# Your task:
Verbatim output of all the material below is required.

---------- Information given

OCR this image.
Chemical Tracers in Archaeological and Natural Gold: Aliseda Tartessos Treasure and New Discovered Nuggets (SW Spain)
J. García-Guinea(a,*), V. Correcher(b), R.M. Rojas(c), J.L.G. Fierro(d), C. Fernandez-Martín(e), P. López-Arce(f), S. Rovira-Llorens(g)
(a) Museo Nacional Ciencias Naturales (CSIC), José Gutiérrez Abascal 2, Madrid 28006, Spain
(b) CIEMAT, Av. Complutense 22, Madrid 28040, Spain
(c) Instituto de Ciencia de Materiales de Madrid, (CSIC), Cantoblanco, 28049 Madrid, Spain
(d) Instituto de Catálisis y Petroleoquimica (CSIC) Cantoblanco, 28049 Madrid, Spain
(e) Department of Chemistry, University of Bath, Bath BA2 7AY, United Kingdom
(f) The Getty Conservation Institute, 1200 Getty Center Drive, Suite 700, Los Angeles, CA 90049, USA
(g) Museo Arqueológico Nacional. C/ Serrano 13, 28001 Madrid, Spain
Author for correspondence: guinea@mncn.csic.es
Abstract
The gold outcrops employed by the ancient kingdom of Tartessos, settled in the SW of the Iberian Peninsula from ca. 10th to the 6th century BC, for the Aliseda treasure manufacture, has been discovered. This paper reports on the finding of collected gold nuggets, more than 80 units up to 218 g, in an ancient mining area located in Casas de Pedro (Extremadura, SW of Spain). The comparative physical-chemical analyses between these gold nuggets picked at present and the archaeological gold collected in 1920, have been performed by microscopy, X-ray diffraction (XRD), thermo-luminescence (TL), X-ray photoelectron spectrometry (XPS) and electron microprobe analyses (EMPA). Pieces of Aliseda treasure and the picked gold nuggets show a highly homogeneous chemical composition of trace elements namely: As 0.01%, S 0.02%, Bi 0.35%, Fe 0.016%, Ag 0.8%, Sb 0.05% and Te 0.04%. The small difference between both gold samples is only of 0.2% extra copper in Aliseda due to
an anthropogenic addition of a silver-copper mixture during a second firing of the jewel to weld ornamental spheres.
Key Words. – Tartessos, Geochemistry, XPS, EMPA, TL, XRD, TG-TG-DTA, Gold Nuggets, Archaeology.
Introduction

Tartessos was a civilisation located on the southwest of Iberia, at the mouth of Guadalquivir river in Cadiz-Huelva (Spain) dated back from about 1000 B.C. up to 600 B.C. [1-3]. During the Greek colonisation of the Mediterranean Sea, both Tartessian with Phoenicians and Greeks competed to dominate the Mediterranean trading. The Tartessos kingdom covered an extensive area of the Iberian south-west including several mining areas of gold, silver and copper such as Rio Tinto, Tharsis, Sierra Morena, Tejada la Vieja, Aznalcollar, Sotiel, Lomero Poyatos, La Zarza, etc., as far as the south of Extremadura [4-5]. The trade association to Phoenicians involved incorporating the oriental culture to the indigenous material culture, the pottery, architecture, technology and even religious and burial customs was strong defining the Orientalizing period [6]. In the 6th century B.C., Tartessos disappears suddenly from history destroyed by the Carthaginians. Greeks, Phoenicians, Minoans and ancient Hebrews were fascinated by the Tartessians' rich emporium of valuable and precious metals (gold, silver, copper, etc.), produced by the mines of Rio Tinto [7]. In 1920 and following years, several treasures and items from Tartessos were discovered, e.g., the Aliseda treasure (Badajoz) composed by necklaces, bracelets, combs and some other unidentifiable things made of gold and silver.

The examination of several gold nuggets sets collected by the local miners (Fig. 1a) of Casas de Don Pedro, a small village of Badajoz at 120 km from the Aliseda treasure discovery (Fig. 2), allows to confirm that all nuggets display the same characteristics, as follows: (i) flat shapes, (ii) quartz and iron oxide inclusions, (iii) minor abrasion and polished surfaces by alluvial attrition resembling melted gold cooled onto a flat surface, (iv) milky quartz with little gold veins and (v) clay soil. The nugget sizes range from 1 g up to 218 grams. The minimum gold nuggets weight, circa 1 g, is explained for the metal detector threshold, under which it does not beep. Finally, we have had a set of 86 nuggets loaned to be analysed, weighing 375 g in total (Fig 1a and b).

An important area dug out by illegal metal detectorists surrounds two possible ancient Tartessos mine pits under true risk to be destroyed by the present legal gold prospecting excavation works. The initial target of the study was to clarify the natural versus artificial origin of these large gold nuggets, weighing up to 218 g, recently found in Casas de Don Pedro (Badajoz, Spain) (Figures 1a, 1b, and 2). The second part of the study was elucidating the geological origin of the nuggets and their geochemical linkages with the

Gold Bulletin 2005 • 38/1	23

--------------------

# Task solution:
OCR this image.
Chemical Tracers in Archaeological and Natural Gold: Aliseda Tartessos Treasure and New Discovered Nuggets (SW Spain)
J. García-Guinea(a,*), V. Correcher(b), R.M. Rojas(c), J.L.G. Fierro(d), C. Fernandez-Martín(e), P. López-Arce(f), S. Rovira-Llorens(g)
(a) Museo Nacional Ciencias Naturales (CSIC), José Gutiérrez Abascal 2, Madrid 28006, Spain
(b) CIEMAT, Av. Complutense 22, Madrid 28040, Spain
(c) Instituto de Ciencia de Materiales de Madrid, (CSIC), Cantoblanco, 28049 Madrid, Spain
(d) Instituto de Catálisis y Petroleoquimica (CSIC) Cantoblanco, 28049 Madrid, Spain
(e) Department of Chemistry, University of Bath, Bath BA2 7AY, United Kingdom
(f) The Getty Conservation Institute, 1200 Getty Center Drive, Suite 700, Los Angeles, CA 90049, USA
(g) Museo Arqueológico Nacional. C/ Serrano 13, 28001 Madrid, Spain
Author for correspondence: guinea@mncn.csic.es
Abstract
The gold outcrops employed by the ancient kingdom of Tartessos, settled in the SW of the Iberian Peninsula from ca. 10th to the 6th century BC, for the Aliseda treasure manufacture, has been discovered. This paper reports on the finding of collected gold nuggets, more than 80 units up to 218 g, in an ancient mining area located in Casas de Pedro (Extremadura, SW of Spain). The comparative physical-chemical analyses between these gold nuggets picked at present and the archaeological gold collected in 1920, have been performed by microscopy, X-ray diffraction (XRD), thermo-luminescence (TL), X-ray photoelectron spectrometry (XPS) and electron microprobe analyses (EMPA). Pieces of Aliseda treasure and the picked gold nuggets show a highly homogeneous chemical composition of trace elements namely: As 0.01%, S 0.02%, Bi 0.35%, Fe 0.016%, Ag 0.8%, Sb 0.05% and Te 0.04%. The small difference between both gold samples is only of 0.2% extra copper in Aliseda due to
an anthropogenic addition of a silver-copper mixture during a second firing of the jewel to weld ornamental spheres.
Key Words. – Tartessos, Geochemistry, XPS, EMPA, TL, XRD, TG-TG-DTA, Gold Nuggets, Archaeology.
Introduction

Tartessos was a civilisation located on the southwest of Iberia, at the mouth of Guadalquivir river in Cadiz-Huelva (Spain) dated back from about 1000 B.C. up to 600 B.C. [1-3]. During the Greek colonisation of the Mediterranean Sea, both Tartessian with Phoenicians and Greeks competed to dominate the Mediterranean trading. The Tartessos kingdom covered an extensive area of the Iberian south-west including several mining areas of gold, silver and copper such as Rio Tinto, Tharsis, Sierra Morena, Tejada la Vieja, Aznalcollar, Sotiel, Lomero Poyatos, La Zarza, etc., as far as the south of Extremadura [4-5]. The trade association to Phoenicians involved incorporating the oriental culture to the indigenous material culture, the pottery, architecture, technology and even religious and burial customs was strong defining the Orientalizing period [6]. In the 6th century B.C., Tartessos disappears suddenly from history destroyed by the Carthaginians. Greeks, Phoenicians, Minoans and ancient Hebrews were fascinated by the Tartessians' rich emporium of valuable and precious metals (gold, silver, copper, etc.), produced by the mines of Rio Tinto [7]. In 1920 and following years, several treasures and items from Tartessos were discovered, e.g., the Aliseda treasure (Badajoz) composed by necklaces, bracelets, combs and some other unidentifiable things made of gold and silver.

The examination of several gold nuggets sets collected by the local miners (Fig. 1a) of Casas de Don Pedro, a small village of Badajoz at 120 km from the Aliseda treasure discovery (Fig. 2), allows to confirm that all nuggets display the same characteristics, as follows: (i) flat shapes, (ii) quartz and iron oxide inclusions, (iii) minor abrasion and polished surfaces by alluvial attrition resembling melted gold cooled onto a flat surface, (iv) milky quartz with little gold veins and (v) clay soil. The nugget sizes range from 1 g up to 218 grams. The minimum gold nuggets weight, circa 1 g, is explained for the metal detector threshold, under which it does not beep. Finally, we have had a set of 86 nuggets loaned to be analysed, weighing 375 g in total (Fig 1a and b).

An important area dug out by illegal metal detectorists surrounds two possible ancient Tartessos mine pits under true risk to be destroyed by the present legal gold prospecting excavation works. The initial target of the study was to clarify the natural versus artificial origin of these large gold nuggets, weighing up to 218 g, recently found in Casas de Don Pedro (Badajoz, Spain) (Figures 1a, 1b, and 2). The second part of the study was elucidating the geological origin of the nuggets and their geochemical linkages with the

Gold Bulletin 2005 • 38/1	23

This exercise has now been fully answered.